Saved data entries:

= = =

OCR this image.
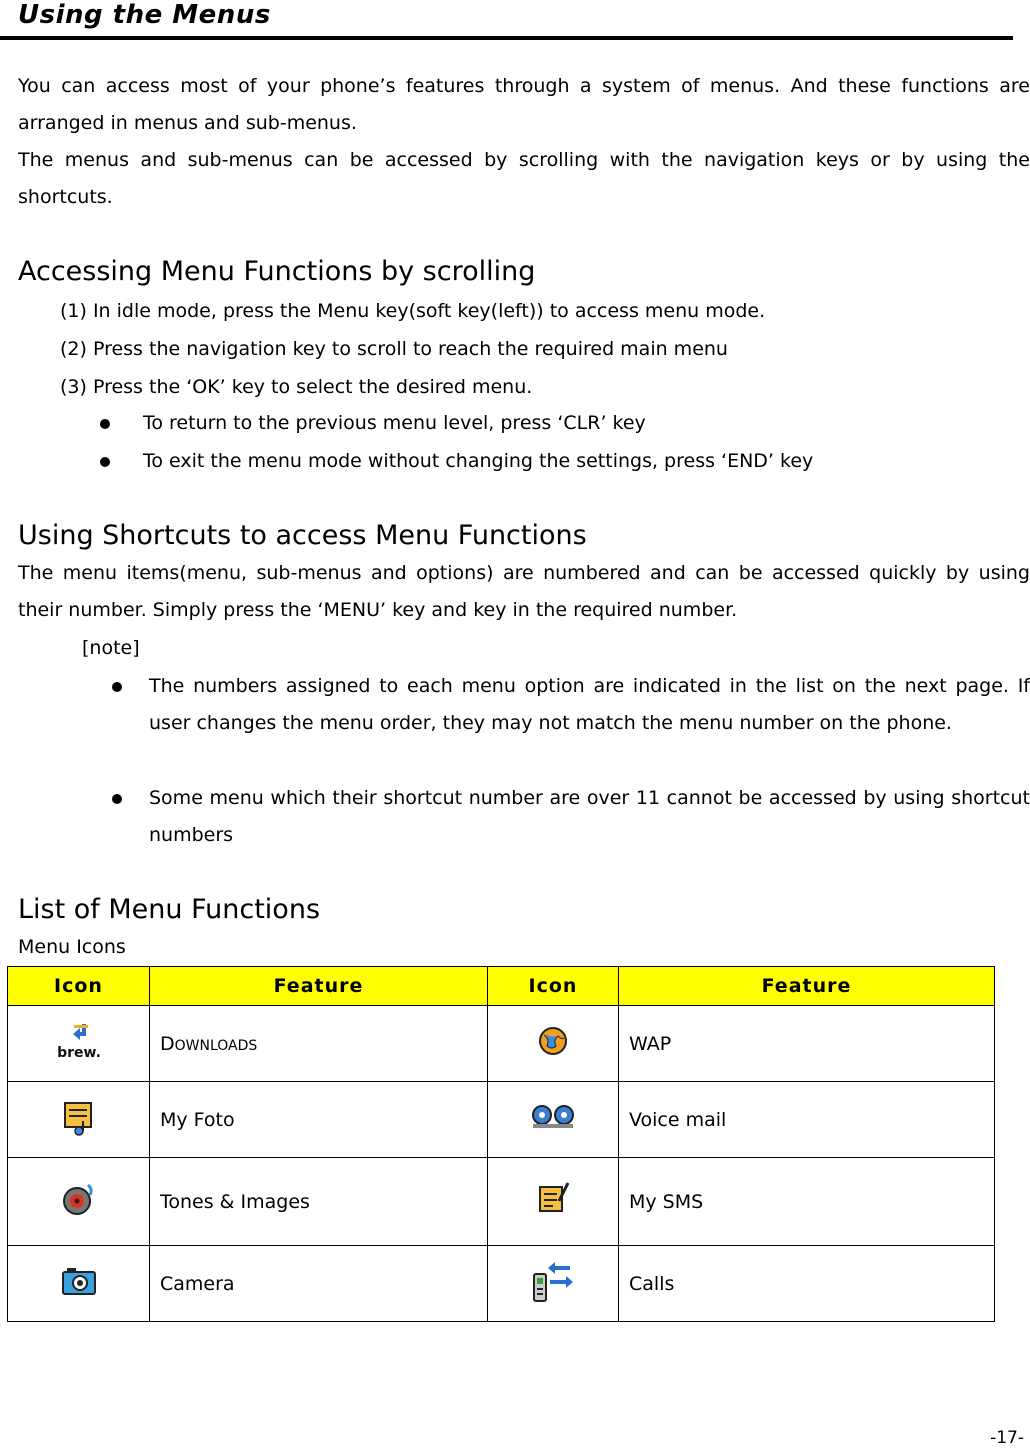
Using the Menus
You can access most of your phone’s features through a system of menus. And these functions are arranged in menus and sub-menus.
The menus and sub-menus can be accessed by scrolling with the navigation keys or by using the shortcuts.
Accessing Menu Functions by scrolling
(1) In idle mode, press the Menu key(soft key(left)) to access menu mode.
(2) Press the navigation key to scroll to reach the required main menu
(3) Press the ‘OK’ key to select the desired menu.
To return to the previous menu level, press ‘CLR’ key
To exit the menu mode without changing the settings, press ‘END’ key
Using Shortcuts to access Menu Functions
The menu items(menu, sub-menus and options) are numbered and can be accessed quickly by using their number. Simply press the ‘MENU’ key and key in the required number.
[note]
The numbers assigned to each menu option are indicated in the list on the next page. If user changes the menu order, they may not match the menu number on the phone.
Some menu which their shortcut number are over 11 cannot be accessed by using shortcut numbers
List of Menu Functions
Menu Icons
Icon	Feature	Icon	Feature

brew.	DOWNLOADS		WAP
	My Foto		Voice mail
	Tones & Images		My SMS
	Camera		Calls
-17-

= = =

(Work to complete): Transcribe the whole listing, character for character, but not its images.

(Full solution):
OCR this image.
Using the Menus
You can access most of your phone’s features through a system of menus. And these functions are arranged in menus and sub-menus.
The menus and sub-menus can be accessed by scrolling with the navigation keys or by using the shortcuts.
Accessing Menu Functions by scrolling
(1) In idle mode, press the Menu key(soft key(left)) to access menu mode.
(2) Press the navigation key to scroll to reach the required main menu
(3) Press the ‘OK’ key to select the desired menu.
To return to the previous menu level, press ‘CLR’ key
To exit the menu mode without changing the settings, press ‘END’ key
Using Shortcuts to access Menu Functions
The menu items(menu, sub-menus and options) are numbered and can be accessed quickly by using their number. Simply press the ‘MENU’ key and key in the required number.
[note]
The numbers assigned to each menu option are indicated in the list on the next page. If user changes the menu order, they may not match the menu number on the phone.
Some menu which their shortcut number are over 11 cannot be accessed by using shortcut numbers
List of Menu Functions
Menu Icons
Icon	Feature	Icon	Feature

brew.	DOWNLOADS		WAP
	My Foto		Voice mail
	Tones & Images		My SMS
	Camera		Calls
-17-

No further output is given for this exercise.